══ Extracted records ══
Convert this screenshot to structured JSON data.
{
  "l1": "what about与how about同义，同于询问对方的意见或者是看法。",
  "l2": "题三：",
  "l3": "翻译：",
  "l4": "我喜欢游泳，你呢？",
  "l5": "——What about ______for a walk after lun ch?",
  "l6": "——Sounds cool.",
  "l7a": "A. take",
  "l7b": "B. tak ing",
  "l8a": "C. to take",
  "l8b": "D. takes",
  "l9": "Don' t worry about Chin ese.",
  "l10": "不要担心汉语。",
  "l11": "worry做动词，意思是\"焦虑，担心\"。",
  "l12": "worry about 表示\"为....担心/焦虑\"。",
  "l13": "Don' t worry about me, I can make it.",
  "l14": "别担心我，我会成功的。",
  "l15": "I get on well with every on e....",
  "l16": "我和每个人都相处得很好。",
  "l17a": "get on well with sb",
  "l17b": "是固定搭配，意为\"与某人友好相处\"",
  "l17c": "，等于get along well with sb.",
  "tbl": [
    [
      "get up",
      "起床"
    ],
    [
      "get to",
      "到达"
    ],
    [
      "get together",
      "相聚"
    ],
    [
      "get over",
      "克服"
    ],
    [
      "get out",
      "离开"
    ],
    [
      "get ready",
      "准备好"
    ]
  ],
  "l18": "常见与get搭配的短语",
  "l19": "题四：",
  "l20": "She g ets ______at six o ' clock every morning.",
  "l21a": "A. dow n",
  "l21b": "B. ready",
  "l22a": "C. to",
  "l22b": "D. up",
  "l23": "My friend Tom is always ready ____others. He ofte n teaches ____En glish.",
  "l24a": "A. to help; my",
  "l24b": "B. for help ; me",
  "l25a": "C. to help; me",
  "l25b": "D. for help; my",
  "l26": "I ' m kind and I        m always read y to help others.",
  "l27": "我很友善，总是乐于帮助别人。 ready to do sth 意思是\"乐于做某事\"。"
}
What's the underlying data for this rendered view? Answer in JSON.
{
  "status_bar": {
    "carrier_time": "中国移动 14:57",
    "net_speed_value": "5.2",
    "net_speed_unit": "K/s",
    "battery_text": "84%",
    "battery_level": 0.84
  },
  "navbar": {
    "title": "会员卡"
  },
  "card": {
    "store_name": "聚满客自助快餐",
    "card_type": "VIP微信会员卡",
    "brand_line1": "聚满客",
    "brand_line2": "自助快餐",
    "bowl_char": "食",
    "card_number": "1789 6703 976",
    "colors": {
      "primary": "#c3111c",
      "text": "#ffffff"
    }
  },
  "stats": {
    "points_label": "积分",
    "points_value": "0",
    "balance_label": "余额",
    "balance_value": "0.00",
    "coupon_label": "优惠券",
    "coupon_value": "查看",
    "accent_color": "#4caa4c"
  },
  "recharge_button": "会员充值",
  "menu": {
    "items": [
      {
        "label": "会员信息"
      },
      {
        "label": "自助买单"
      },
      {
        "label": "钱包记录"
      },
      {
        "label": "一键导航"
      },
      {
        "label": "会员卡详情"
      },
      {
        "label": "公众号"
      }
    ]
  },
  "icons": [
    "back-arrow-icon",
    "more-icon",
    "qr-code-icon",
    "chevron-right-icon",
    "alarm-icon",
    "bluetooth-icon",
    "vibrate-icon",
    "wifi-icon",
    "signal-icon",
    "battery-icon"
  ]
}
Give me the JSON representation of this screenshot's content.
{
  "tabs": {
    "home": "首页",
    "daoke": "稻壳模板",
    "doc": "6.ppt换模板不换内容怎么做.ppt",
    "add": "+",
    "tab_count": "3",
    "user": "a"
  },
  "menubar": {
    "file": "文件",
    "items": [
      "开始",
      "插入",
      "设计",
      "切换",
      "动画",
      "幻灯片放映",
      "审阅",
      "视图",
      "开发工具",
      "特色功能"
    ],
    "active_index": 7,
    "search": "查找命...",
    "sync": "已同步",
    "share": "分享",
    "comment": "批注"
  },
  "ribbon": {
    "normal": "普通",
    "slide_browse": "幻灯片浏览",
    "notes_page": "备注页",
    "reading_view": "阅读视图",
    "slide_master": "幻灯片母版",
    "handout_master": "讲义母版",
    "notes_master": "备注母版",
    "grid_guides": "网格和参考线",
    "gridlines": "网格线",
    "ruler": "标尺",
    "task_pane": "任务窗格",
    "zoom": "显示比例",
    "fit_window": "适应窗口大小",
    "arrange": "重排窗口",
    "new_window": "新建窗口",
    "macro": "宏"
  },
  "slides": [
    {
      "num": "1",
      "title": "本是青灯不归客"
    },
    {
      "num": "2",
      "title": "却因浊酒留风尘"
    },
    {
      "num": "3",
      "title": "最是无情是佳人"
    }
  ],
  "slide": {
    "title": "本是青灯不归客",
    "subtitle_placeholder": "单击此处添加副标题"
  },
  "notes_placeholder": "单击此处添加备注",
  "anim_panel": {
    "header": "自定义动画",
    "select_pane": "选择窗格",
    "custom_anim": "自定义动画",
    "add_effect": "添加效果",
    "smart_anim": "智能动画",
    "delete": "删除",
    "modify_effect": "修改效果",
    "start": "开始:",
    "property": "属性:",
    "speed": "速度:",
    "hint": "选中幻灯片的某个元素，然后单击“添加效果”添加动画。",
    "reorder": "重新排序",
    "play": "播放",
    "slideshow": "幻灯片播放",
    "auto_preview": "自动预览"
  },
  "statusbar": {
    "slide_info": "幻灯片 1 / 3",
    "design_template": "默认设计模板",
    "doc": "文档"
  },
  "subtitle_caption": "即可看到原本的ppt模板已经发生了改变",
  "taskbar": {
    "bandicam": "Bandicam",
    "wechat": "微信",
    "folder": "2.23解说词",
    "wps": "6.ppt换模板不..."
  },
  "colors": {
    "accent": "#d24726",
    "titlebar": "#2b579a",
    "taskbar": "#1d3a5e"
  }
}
═══
[Exercise objective] Copy out all the entries shown above, character for character.

[Task response]
Convert this screenshot to structured JSON data.
{
  "l1": "what about与how about同义，同于询问对方的意见或者是看法。",
  "l2": "题三：",
  "l3": "翻译：",
  "l4": "我喜欢游泳，你呢？",
  "l5": "——What about ______for a walk after lun ch?",
  "l6": "——Sounds cool.",
  "l7a": "A. take",
  "l7b": "B. tak ing",
  "l8a": "C. to take",
  "l8b": "D. takes",
  "l9": "Don' t worry about Chin ese.",
  "l10": "不要担心汉语。",
  "l11": "worry做动词，意思是\"焦虑，担心\"。",
  "l12": "worry about 表示\"为....担心/焦虑\"。",
  "l13": "Don' t worry about me, I can make it.",
  "l14": "别担心我，我会成功的。",
  "l15": "I get on well with every on e....",
  "l16": "我和每个人都相处得很好。",
  "l17a": "get on well with sb",
  "l17b": "是固定搭配，意为\"与某人友好相处\"",
  "l17c": "，等于get along well with sb.",
  "tbl": [
    [
      "get up",
      "起床"
    ],
    [
      "get to",
      "到达"
    ],
    [
      "get together",
      "相聚"
    ],
    [
      "get over",
      "克服"
    ],
    [
      "get out",
      "离开"
    ],
    [
      "get ready",
      "准备好"
    ]
  ],
  "l18": "常见与get搭配的短语",
  "l19": "题四：",
  "l20": "She g ets ______at six o ' clock every morning.",
  "l21a": "A. dow n",
  "l21b": "B. ready",
  "l22a": "C. to",
  "l22b": "D. up",
  "l23": "My friend Tom is always ready ____others. He ofte n teaches ____En glish.",
  "l24a": "A. to help; my",
  "l24b": "B. for help ; me",
  "l25a": "C. to help; me",
  "l25b": "D. for help; my",
  "l26": "I ' m kind and I        m always read y to help others.",
  "l27": "我很友善，总是乐于帮助别人。 ready to do sth 意思是\"乐于做某事\"。"
}
What's the underlying data for this rendered view? Answer in JSON.
{
  "status_bar": {
    "carrier_time": "中国移动 14:57",
    "net_speed_value": "5.2",
    "net_speed_unit": "K/s",
    "battery_text": "84%",
    "battery_level": 0.84
  },
  "navbar": {
    "title": "会员卡"
  },
  "card": {
    "store_name": "聚满客自助快餐",
    "card_type": "VIP微信会员卡",
    "brand_line1": "聚满客",
    "brand_line2": "自助快餐",
    "bowl_char": "食",
    "card_number": "1789 6703 976",
    "colors": {
      "primary": "#c3111c",
      "text": "#ffffff"
    }
  },
  "stats": {
    "points_label": "积分",
    "points_value": "0",
    "balance_label": "余额",
    "balance_value": "0.00",
    "coupon_label": "优惠券",
    "coupon_value": "查看",
    "accent_color": "#4caa4c"
  },
  "recharge_button": "会员充值",
  "menu": {
    "items": [
      {
        "label": "会员信息"
      },
      {
        "label": "自助买单"
      },
      {
        "label": "钱包记录"
      },
      {
        "label": "一键导航"
      },
      {
        "label": "会员卡详情"
      },
      {
        "label": "公众号"
      }
    ]
  },
  "icons": [
    "back-arrow-icon",
    "more-icon",
    "qr-code-icon",
    "chevron-right-icon",
    "alarm-icon",
    "bluetooth-icon",
    "vibrate-icon",
    "wifi-icon",
    "signal-icon",
    "battery-icon"
  ]
}
Give me the JSON representation of this screenshot's content.
{
  "tabs": {
    "home": "首页",
    "daoke": "稻壳模板",
    "doc": "6.ppt换模板不换内容怎么做.ppt",
    "add": "+",
    "tab_count": "3",
    "user": "a"
  },
  "menubar": {
    "file": "文件",
    "items": [
      "开始",
      "插入",
      "设计",
      "切换",
      "动画",
      "幻灯片放映",
      "审阅",
      "视图",
      "开发工具",
      "特色功能"
    ],
    "active_index": 7,
    "search": "查找命...",
    "sync": "已同步",
    "share": "分享",
    "comment": "批注"
  },
  "ribbon": {
    "normal": "普通",
    "slide_browse": "幻灯片浏览",
    "notes_page": "备注页",
    "reading_view": "阅读视图",
    "slide_master": "幻灯片母版",
    "handout_master": "讲义母版",
    "notes_master": "备注母版",
    "grid_guides": "网格和参考线",
    "gridlines": "网格线",
    "ruler": "标尺",
    "task_pane": "任务窗格",
    "zoom": "显示比例",
    "fit_window": "适应窗口大小",
    "arrange": "重排窗口",
    "new_window": "新建窗口",
    "macro": "宏"
  },
  "slides": [
    {
      "num": "1",
      "title": "本是青灯不归客"
    },
    {
      "num": "2",
      "title": "却因浊酒留风尘"
    },
    {
      "num": "3",
      "title": "最是无情是佳人"
    }
  ],
  "slide": {
    "title": "本是青灯不归客",
    "subtitle_placeholder": "单击此处添加副标题"
  },
  "notes_placeholder": "单击此处添加备注",
  "anim_panel": {
    "header": "自定义动画",
    "select_pane": "选择窗格",
    "custom_anim": "自定义动画",
    "add_effect": "添加效果",
    "smart_anim": "智能动画",
    "delete": "删除",
    "modify_effect": "修改效果",
    "start": "开始:",
    "property": "属性:",
    "speed": "速度:",
    "hint": "选中幻灯片的某个元素，然后单击“添加效果”添加动画。",
    "reorder": "重新排序",
    "play": "播放",
    "slideshow": "幻灯片播放",
    "auto_preview": "自动预览"
  },
  "statusbar": {
    "slide_info": "幻灯片 1 / 3",
    "design_template": "默认设计模板",
    "doc": "文档"
  },
  "subtitle_caption": "即可看到原本的ppt模板已经发生了改变",
  "taskbar": {
    "bandicam": "Bandicam",
    "wechat": "微信",
    "folder": "2.23解说词",
    "wps": "6.ppt换模板不..."
  },
  "colors": {
    "accent": "#d24726",
    "titlebar": "#2b579a",
    "taskbar": "#1d3a5e"
  }
}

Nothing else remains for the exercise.